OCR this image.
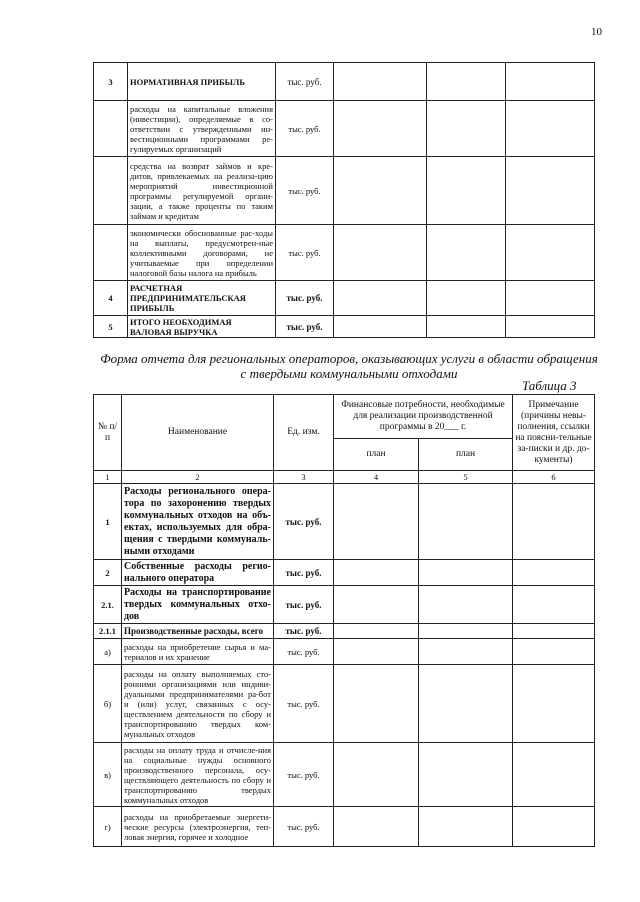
10
3	НОРМАТИВНАЯ ПРИБЫЛЬ	тыс. руб.			
	расходы на капитальные вложения (инвестиции), определяемые в со-ответствии с утвержденными ин-вестиционными программами ре-гулируемых организаций	тыс. руб.			
	средства на возврат займов и кре-дитов, привлекаемых на реализа-цию мероприятий инвестиционной программы регулируемой органи-зации, а также проценты по таким займам и кредитам	тыс. руб.			
	экономически обоснованные рас-ходы на выплаты, предусмотрен-ные коллективными договорами, не учитываемые при определении налоговой базы налога на прибыль	тыс. руб.			
4	РАСЧЕТНАЯ ПРЕДПРИНИМАТЕЛЬСКАЯ ПРИБЫЛЬ	тыс. руб.			
5	ИТОГО НЕОБХОДИМАЯ ВАЛОВАЯ ВЫРУЧКА	тыс. руб.			
Форма отчета для региональных операторов, оказывающих услуги в области обращения с твердыми коммунальными отходами
Таблица 3
№ п/п	Наименование	Ед. изм.	Финансовые потребности, необходимые для реализации производственной программы в 20___ г.		Примечание (причины невы-полнения, ссылки на поясни-тельные за-писки и др. до-кументы)
			план	план	
1	2	3	4	5	6
1	Расходы регионального опера-тора по захоронению твердых коммунальных отходов на объ-ектах, используемых для обра-щения с твердыми коммуналь-ными отходами	тыс. руб.			
2	Собственные расходы регио-нального оператора	тыс. руб.			
2.1.	Расходы на транспортирование твердых коммунальных отхо-дов	тыс. руб.			
2.1.1	Производственные расходы, всего	тыс. руб.			
а)	расходы на приобретение сырья и ма-териалов и их хранение	тыс. руб.			
б)	расходы на оплату выполняемых сто-ронними организациями или индиви-дуальными предпринимателями ра-бот и (или) услуг, связанных с осу-ществлением деятельности по сбору и транспортированию твердых ком-мунальных отходов	тыс. руб.			
в)	расходы на оплату труда и отчисле-ния на социальные нужды основного производственного персонала, осу-ществляющего деятельность по сбору и транспортированию твердых коммунальных отходов	тыс. руб.			
г)	расходы на приобретаемые энергети-ческие ресурсы (электроэнергия, теп-ловая энергия, горячее и холодное	тыс. руб.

________________________

## Short problem:
Reproduce all of the data exactly; the pictures do not belong in the copy.

## Task output:
OCR this image.
10
3	НОРМАТИВНАЯ ПРИБЫЛЬ	тыс. руб.			
	расходы на капитальные вложения (инвестиции), определяемые в со-ответствии с утвержденными ин-вестиционными программами ре-гулируемых организаций	тыс. руб.			
	средства на возврат займов и кре-дитов, привлекаемых на реализа-цию мероприятий инвестиционной программы регулируемой органи-зации, а также проценты по таким займам и кредитам	тыс. руб.			
	экономически обоснованные рас-ходы на выплаты, предусмотрен-ные коллективными договорами, не учитываемые при определении налоговой базы налога на прибыль	тыс. руб.			
4	РАСЧЕТНАЯ ПРЕДПРИНИМАТЕЛЬСКАЯ ПРИБЫЛЬ	тыс. руб.			
5	ИТОГО НЕОБХОДИМАЯ ВАЛОВАЯ ВЫРУЧКА	тыс. руб.			
Форма отчета для региональных операторов, оказывающих услуги в области обращения с твердыми коммунальными отходами
Таблица 3
№ п/п	Наименование	Ед. изм.	Финансовые потребности, необходимые для реализации производственной программы в 20___ г.		Примечание (причины невы-полнения, ссылки на поясни-тельные за-писки и др. до-кументы)
			план	план	
1	2	3	4	5	6
1	Расходы регионального опера-тора по захоронению твердых коммунальных отходов на объ-ектах, используемых для обра-щения с твердыми коммуналь-ными отходами	тыс. руб.			
2	Собственные расходы регио-нального оператора	тыс. руб.			
2.1.	Расходы на транспортирование твердых коммунальных отхо-дов	тыс. руб.			
2.1.1	Производственные расходы, всего	тыс. руб.			
а)	расходы на приобретение сырья и ма-териалов и их хранение	тыс. руб.			
б)	расходы на оплату выполняемых сто-ронними организациями или индиви-дуальными предпринимателями ра-бот и (или) услуг, связанных с осу-ществлением деятельности по сбору и транспортированию твердых ком-мунальных отходов	тыс. руб.			
в)	расходы на оплату труда и отчисле-ния на социальные нужды основного производственного персонала, осу-ществляющего деятельность по сбору и транспортированию твердых коммунальных отходов	тыс. руб.			
г)	расходы на приобретаемые энергети-ческие ресурсы (электроэнергия, теп-ловая энергия, горячее и холодное	тыс. руб.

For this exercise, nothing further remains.